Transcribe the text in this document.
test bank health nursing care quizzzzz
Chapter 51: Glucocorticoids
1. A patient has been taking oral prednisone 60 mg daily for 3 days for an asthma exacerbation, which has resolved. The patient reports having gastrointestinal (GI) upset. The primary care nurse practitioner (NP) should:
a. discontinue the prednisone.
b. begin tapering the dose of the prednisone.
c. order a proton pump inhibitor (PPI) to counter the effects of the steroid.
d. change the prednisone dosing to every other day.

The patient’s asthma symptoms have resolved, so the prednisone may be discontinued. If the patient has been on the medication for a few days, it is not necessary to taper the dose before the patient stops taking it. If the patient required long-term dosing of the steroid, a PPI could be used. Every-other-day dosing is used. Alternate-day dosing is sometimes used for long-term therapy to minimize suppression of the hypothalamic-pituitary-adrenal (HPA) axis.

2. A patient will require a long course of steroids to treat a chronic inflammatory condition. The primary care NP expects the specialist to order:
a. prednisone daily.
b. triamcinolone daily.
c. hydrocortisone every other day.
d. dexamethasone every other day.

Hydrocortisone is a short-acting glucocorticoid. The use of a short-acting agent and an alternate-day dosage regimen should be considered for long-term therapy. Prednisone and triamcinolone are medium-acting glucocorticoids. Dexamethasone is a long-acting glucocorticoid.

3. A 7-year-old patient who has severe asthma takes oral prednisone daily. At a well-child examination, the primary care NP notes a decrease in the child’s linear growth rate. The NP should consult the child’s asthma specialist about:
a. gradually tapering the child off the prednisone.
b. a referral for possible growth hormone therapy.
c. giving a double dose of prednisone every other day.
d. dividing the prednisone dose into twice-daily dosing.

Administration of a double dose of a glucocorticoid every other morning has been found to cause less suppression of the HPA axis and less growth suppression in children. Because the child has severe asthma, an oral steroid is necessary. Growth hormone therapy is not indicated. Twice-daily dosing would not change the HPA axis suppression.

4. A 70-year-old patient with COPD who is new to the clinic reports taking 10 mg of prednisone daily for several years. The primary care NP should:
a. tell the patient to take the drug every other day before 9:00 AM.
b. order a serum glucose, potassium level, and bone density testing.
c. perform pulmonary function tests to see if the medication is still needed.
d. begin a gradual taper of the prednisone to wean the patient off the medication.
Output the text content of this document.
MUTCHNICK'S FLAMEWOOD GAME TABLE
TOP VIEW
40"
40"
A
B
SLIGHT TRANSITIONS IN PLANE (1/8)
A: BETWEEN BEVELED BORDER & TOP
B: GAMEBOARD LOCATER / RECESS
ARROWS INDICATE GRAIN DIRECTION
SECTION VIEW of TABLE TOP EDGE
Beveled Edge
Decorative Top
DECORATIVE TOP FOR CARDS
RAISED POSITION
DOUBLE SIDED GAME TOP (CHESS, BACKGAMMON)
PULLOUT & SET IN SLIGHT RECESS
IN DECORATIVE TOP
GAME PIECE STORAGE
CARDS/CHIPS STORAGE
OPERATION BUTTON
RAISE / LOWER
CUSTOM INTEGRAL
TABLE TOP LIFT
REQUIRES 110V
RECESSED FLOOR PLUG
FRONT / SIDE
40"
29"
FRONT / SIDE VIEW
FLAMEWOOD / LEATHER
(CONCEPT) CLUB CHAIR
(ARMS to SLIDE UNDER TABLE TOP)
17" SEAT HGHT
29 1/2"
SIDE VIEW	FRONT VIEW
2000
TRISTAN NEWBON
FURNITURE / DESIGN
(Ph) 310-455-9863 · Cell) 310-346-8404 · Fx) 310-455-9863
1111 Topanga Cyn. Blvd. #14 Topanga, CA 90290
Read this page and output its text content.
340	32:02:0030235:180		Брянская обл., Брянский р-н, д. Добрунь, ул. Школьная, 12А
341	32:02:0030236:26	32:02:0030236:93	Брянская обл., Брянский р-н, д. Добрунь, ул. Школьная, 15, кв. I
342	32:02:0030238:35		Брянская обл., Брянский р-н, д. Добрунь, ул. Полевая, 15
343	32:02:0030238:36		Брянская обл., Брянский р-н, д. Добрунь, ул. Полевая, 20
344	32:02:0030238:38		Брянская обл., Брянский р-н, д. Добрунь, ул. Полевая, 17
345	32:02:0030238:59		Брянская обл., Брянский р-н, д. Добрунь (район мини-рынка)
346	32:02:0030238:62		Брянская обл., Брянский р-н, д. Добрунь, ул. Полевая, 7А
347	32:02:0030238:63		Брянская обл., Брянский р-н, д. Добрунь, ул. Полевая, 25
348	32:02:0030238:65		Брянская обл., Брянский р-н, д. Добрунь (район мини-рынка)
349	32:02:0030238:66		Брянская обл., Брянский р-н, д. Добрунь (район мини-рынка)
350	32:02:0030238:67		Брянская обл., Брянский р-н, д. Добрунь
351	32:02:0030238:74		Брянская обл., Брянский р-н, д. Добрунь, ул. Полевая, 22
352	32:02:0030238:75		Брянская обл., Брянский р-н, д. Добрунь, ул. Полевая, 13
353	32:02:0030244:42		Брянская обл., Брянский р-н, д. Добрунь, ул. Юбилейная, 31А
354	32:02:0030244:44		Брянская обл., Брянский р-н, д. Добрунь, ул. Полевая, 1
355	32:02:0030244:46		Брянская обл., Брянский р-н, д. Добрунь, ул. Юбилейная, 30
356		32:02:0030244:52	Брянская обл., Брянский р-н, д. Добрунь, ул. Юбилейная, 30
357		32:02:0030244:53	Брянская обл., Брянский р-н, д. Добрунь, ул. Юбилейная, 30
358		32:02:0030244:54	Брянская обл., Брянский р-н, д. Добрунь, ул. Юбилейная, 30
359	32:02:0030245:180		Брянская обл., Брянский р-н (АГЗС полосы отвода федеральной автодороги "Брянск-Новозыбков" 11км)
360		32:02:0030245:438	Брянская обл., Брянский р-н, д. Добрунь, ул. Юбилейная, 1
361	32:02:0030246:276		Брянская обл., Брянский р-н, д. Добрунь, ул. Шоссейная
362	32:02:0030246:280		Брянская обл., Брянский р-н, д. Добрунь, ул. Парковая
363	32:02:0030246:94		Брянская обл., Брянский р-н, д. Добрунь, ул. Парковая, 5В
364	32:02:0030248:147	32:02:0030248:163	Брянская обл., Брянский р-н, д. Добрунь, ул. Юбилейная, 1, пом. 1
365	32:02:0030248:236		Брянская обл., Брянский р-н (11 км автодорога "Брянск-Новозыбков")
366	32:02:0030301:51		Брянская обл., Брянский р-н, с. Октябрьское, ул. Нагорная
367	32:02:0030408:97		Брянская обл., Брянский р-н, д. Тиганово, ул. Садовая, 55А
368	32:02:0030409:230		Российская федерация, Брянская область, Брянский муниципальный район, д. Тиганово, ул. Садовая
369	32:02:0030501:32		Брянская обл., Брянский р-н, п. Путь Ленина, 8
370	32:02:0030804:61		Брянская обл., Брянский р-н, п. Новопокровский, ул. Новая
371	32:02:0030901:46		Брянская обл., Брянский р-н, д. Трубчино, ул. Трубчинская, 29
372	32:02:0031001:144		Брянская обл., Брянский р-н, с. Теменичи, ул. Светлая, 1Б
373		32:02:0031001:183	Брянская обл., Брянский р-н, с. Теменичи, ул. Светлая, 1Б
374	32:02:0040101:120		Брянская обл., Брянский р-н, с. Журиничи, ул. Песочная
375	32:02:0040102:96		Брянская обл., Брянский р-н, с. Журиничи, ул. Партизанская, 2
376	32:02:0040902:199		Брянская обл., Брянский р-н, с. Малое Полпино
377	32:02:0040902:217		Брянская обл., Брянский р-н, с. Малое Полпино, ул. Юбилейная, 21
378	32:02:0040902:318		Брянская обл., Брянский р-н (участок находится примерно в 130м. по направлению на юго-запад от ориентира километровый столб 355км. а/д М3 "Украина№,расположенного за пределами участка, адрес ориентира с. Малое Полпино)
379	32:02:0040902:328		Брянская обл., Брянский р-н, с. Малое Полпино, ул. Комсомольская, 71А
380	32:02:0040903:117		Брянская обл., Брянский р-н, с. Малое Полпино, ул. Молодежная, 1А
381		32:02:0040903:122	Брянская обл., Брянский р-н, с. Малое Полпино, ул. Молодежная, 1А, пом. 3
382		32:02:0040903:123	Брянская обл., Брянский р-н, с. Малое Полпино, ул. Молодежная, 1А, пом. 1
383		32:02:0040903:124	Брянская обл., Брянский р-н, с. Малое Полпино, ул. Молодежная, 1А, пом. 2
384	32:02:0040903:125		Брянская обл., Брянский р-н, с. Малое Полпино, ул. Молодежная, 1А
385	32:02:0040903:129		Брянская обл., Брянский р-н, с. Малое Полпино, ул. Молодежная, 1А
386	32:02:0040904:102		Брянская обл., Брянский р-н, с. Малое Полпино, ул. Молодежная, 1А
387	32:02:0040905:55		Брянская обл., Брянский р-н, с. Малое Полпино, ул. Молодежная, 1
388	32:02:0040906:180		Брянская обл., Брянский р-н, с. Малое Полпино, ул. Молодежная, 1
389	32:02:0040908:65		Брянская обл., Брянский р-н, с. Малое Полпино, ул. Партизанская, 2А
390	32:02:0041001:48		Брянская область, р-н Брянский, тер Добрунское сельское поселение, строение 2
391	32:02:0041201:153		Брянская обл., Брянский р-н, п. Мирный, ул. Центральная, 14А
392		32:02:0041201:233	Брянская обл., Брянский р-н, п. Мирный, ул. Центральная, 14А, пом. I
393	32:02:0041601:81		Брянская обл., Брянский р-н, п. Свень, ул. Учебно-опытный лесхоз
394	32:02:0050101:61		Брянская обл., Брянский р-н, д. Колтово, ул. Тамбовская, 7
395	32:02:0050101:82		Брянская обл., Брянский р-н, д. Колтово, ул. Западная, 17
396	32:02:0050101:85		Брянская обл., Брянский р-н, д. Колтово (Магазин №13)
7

--------------------

Using the listing above, return all lines where the word "Теменичи" occurs.

ANSWER TO THE PROBLEM |
372	32:02:0031001:144		Брянская обл., Брянский р-н, с. Теменичи, ул. Светлая, 1Б
373		32:02:0031001:183	Брянская обл., Брянский р-н, с. Теменичи, ул. Светлая, 1Б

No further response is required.